## REQUIREMENT
Extract all lines that hold "usage" from the records below.

Stored data:
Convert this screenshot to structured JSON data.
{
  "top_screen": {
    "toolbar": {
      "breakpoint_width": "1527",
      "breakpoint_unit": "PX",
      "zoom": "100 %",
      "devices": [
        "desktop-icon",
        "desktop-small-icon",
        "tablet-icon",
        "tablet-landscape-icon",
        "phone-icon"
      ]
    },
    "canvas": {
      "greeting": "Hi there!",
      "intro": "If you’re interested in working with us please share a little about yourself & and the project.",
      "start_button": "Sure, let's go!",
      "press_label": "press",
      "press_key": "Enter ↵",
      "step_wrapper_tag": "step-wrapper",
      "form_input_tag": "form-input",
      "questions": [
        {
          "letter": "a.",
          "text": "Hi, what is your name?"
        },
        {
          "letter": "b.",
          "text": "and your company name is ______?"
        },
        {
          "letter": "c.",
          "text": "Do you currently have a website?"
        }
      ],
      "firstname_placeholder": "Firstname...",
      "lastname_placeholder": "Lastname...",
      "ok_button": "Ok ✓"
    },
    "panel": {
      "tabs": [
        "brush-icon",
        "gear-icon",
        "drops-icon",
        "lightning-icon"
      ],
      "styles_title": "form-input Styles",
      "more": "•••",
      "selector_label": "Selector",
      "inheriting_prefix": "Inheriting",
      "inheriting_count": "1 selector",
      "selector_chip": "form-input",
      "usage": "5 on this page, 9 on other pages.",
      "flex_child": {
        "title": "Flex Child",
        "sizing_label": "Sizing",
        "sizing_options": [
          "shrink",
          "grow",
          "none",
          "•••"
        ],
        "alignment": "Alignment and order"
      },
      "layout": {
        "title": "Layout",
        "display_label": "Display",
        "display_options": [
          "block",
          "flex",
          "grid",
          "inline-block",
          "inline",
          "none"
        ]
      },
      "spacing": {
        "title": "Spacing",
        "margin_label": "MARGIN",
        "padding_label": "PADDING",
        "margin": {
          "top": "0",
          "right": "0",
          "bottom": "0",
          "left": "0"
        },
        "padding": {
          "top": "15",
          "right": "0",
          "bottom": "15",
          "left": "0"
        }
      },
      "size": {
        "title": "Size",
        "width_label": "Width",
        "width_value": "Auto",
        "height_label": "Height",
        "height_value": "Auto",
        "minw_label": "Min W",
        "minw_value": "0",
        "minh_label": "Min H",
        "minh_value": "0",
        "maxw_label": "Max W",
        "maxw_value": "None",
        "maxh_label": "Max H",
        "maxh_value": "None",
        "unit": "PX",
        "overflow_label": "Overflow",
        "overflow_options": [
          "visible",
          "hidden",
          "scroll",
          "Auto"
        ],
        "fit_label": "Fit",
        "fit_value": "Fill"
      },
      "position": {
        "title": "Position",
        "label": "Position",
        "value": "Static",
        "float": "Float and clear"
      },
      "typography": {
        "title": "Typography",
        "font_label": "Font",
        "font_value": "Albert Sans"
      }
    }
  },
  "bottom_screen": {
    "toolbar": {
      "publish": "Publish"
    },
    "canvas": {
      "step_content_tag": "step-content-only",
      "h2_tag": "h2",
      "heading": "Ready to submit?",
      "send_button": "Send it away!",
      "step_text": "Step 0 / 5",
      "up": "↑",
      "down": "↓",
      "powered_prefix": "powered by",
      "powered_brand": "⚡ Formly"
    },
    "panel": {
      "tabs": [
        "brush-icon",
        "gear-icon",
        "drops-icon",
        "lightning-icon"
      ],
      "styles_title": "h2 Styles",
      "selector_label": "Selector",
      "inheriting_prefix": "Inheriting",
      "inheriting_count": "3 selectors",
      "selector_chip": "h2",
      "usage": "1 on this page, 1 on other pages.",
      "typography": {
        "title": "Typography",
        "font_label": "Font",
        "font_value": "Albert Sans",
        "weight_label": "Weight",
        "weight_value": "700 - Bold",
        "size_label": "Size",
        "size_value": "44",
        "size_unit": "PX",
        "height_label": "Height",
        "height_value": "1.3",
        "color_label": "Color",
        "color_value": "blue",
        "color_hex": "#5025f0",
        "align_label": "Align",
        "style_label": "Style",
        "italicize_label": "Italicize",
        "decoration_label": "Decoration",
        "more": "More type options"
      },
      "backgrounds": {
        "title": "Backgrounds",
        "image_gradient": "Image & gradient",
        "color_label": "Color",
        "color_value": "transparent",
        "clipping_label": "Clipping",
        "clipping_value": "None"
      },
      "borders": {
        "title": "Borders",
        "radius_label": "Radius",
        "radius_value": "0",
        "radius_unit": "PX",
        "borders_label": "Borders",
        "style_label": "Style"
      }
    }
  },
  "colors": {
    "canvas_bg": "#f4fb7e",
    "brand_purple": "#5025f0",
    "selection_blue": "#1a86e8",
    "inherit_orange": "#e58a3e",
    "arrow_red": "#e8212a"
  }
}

## THE RESULT
      "usage": "5 on this page, 9 on other pages.",
      "usage": "1 on this page, 1 on other pages.",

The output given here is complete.